Data records
'''

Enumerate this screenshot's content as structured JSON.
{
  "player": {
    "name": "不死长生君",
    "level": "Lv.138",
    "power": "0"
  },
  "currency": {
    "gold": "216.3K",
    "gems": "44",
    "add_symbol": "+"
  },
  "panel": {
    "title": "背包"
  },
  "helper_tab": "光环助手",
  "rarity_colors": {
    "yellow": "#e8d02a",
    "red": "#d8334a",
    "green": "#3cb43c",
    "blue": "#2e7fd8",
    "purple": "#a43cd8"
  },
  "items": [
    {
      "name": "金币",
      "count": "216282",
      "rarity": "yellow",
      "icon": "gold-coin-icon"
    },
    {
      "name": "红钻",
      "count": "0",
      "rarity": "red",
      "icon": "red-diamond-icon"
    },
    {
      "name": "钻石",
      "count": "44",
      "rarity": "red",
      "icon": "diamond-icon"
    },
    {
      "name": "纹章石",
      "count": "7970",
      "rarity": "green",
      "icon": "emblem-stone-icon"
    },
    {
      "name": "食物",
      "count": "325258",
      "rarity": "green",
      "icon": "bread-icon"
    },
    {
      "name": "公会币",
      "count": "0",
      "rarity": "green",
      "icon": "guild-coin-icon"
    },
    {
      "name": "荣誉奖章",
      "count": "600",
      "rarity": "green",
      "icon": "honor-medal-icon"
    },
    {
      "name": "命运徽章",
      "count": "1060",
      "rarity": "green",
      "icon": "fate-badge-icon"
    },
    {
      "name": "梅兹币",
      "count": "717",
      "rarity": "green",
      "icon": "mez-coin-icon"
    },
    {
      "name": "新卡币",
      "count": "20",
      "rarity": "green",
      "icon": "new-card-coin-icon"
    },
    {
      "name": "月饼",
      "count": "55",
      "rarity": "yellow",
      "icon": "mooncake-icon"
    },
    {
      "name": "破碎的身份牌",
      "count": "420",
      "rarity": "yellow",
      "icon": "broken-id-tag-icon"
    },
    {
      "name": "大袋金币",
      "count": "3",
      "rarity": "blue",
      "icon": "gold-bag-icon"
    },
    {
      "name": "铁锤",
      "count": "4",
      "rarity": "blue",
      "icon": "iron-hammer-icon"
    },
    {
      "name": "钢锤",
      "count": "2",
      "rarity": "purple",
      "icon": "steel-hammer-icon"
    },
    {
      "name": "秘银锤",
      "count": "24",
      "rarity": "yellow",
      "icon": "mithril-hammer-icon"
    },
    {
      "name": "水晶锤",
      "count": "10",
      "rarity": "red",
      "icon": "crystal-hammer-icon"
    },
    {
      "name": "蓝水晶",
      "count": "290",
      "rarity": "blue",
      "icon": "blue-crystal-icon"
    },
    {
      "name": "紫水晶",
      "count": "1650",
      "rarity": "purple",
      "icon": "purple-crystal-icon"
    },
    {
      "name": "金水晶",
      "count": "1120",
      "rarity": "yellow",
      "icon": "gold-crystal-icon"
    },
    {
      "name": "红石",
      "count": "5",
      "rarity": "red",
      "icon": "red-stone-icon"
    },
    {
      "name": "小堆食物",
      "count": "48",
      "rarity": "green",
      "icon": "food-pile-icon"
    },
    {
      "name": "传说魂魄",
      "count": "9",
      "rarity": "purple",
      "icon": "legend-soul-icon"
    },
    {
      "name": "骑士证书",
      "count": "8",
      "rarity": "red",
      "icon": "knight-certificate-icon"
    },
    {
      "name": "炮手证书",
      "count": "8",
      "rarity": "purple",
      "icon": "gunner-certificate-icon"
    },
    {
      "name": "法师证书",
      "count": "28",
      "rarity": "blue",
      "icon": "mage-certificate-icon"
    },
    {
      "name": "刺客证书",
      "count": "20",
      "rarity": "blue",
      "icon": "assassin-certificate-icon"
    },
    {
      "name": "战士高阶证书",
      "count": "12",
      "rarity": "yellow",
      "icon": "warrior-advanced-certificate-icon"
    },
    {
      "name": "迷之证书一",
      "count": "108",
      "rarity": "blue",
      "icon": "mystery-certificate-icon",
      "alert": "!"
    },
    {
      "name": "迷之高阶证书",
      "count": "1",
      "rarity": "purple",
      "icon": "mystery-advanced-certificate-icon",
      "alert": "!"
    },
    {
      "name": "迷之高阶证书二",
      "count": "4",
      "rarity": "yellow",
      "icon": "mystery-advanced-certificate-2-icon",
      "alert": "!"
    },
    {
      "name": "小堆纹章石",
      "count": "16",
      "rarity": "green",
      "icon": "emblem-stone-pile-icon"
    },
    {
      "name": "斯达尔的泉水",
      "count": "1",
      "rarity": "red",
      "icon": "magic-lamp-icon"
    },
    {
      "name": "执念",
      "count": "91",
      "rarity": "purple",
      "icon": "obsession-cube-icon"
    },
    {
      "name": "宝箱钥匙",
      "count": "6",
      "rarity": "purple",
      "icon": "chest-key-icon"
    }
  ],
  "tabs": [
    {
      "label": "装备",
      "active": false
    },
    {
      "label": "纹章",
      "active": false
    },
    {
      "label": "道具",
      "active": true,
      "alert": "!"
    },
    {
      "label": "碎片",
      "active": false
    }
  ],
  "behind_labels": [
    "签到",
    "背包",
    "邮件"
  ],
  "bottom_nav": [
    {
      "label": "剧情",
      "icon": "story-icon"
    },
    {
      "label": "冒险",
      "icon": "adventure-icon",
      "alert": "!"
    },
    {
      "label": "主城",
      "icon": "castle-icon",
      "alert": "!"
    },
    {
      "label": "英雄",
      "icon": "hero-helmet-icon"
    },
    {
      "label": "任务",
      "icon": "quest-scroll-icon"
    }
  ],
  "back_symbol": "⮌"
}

'''

Short exercise: Output the complete data exactly as written.

In response:
Enumerate this screenshot's content as structured JSON.
{
  "player": {
    "name": "不死长生君",
    "level": "Lv.138",
    "power": "0"
  },
  "currency": {
    "gold": "216.3K",
    "gems": "44",
    "add_symbol": "+"
  },
  "panel": {
    "title": "背包"
  },
  "helper_tab": "光环助手",
  "rarity_colors": {
    "yellow": "#e8d02a",
    "red": "#d8334a",
    "green": "#3cb43c",
    "blue": "#2e7fd8",
    "purple": "#a43cd8"
  },
  "items": [
    {
      "name": "金币",
      "count": "216282",
      "rarity": "yellow",
      "icon": "gold-coin-icon"
    },
    {
      "name": "红钻",
      "count": "0",
      "rarity": "red",
      "icon": "red-diamond-icon"
    },
    {
      "name": "钻石",
      "count": "44",
      "rarity": "red",
      "icon": "diamond-icon"
    },
    {
      "name": "纹章石",
      "count": "7970",
      "rarity": "green",
      "icon": "emblem-stone-icon"
    },
    {
      "name": "食物",
      "count": "325258",
      "rarity": "green",
      "icon": "bread-icon"
    },
    {
      "name": "公会币",
      "count": "0",
      "rarity": "green",
      "icon": "guild-coin-icon"
    },
    {
      "name": "荣誉奖章",
      "count": "600",
      "rarity": "green",
      "icon": "honor-medal-icon"
    },
    {
      "name": "命运徽章",
      "count": "1060",
      "rarity": "green",
      "icon": "fate-badge-icon"
    },
    {
      "name": "梅兹币",
      "count": "717",
      "rarity": "green",
      "icon": "mez-coin-icon"
    },
    {
      "name": "新卡币",
      "count": "20",
      "rarity": "green",
      "icon": "new-card-coin-icon"
    },
    {
      "name": "月饼",
      "count": "55",
      "rarity": "yellow",
      "icon": "mooncake-icon"
    },
    {
      "name": "破碎的身份牌",
      "count": "420",
      "rarity": "yellow",
      "icon": "broken-id-tag-icon"
    },
    {
      "name": "大袋金币",
      "count": "3",
      "rarity": "blue",
      "icon": "gold-bag-icon"
    },
    {
      "name": "铁锤",
      "count": "4",
      "rarity": "blue",
      "icon": "iron-hammer-icon"
    },
    {
      "name": "钢锤",
      "count": "2",
      "rarity": "purple",
      "icon": "steel-hammer-icon"
    },
    {
      "name": "秘银锤",
      "count": "24",
      "rarity": "yellow",
      "icon": "mithril-hammer-icon"
    },
    {
      "name": "水晶锤",
      "count": "10",
      "rarity": "red",
      "icon": "crystal-hammer-icon"
    },
    {
      "name": "蓝水晶",
      "count": "290",
      "rarity": "blue",
      "icon": "blue-crystal-icon"
    },
    {
      "name": "紫水晶",
      "count": "1650",
      "rarity": "purple",
      "icon": "purple-crystal-icon"
    },
    {
      "name": "金水晶",
      "count": "1120",
      "rarity": "yellow",
      "icon": "gold-crystal-icon"
    },
    {
      "name": "红石",
      "count": "5",
      "rarity": "red",
      "icon": "red-stone-icon"
    },
    {
      "name": "小堆食物",
      "count": "48",
      "rarity": "green",
      "icon": "food-pile-icon"
    },
    {
      "name": "传说魂魄",
      "count": "9",
      "rarity": "purple",
      "icon": "legend-soul-icon"
    },
    {
      "name": "骑士证书",
      "count": "8",
      "rarity": "red",
      "icon": "knight-certificate-icon"
    },
    {
      "name": "炮手证书",
      "count": "8",
      "rarity": "purple",
      "icon": "gunner-certificate-icon"
    },
    {
      "name": "法师证书",
      "count": "28",
      "rarity": "blue",
      "icon": "mage-certificate-icon"
    },
    {
      "name": "刺客证书",
      "count": "20",
      "rarity": "blue",
      "icon": "assassin-certificate-icon"
    },
    {
      "name": "战士高阶证书",
      "count": "12",
      "rarity": "yellow",
      "icon": "warrior-advanced-certificate-icon"
    },
    {
      "name": "迷之证书一",
      "count": "108",
      "rarity": "blue",
      "icon": "mystery-certificate-icon",
      "alert": "!"
    },
    {
      "name": "迷之高阶证书",
      "count": "1",
      "rarity": "purple",
      "icon": "mystery-advanced-certificate-icon",
      "alert": "!"
    },
    {
      "name": "迷之高阶证书二",
      "count": "4",
      "rarity": "yellow",
      "icon": "mystery-advanced-certificate-2-icon",
      "alert": "!"
    },
    {
      "name": "小堆纹章石",
      "count": "16",
      "rarity": "green",
      "icon": "emblem-stone-pile-icon"
    },
    {
      "name": "斯达尔的泉水",
      "count": "1",
      "rarity": "red",
      "icon": "magic-lamp-icon"
    },
    {
      "name": "执念",
      "count": "91",
      "rarity": "purple",
      "icon": "obsession-cube-icon"
    },
    {
      "name": "宝箱钥匙",
      "count": "6",
      "rarity": "purple",
      "icon": "chest-key-icon"
    }
  ],
  "tabs": [
    {
      "label": "装备",
      "active": false
    },
    {
      "label": "纹章",
      "active": false
    },
    {
      "label": "道具",
      "active": true,
      "alert": "!"
    },
    {
      "label": "碎片",
      "active": false
    }
  ],
  "behind_labels": [
    "签到",
    "背包",
    "邮件"
  ],
  "bottom_nav": [
    {
      "label": "剧情",
      "icon": "story-icon"
    },
    {
      "label": "冒险",
      "icon": "adventure-icon",
      "alert": "!"
    },
    {
      "label": "主城",
      "icon": "castle-icon",
      "alert": "!"
    },
    {
      "label": "英雄",
      "icon": "hero-helmet-icon"
    },
    {
      "label": "任务",
      "icon": "quest-scroll-icon"
    }
  ],
  "back_symbol": "⮌"
}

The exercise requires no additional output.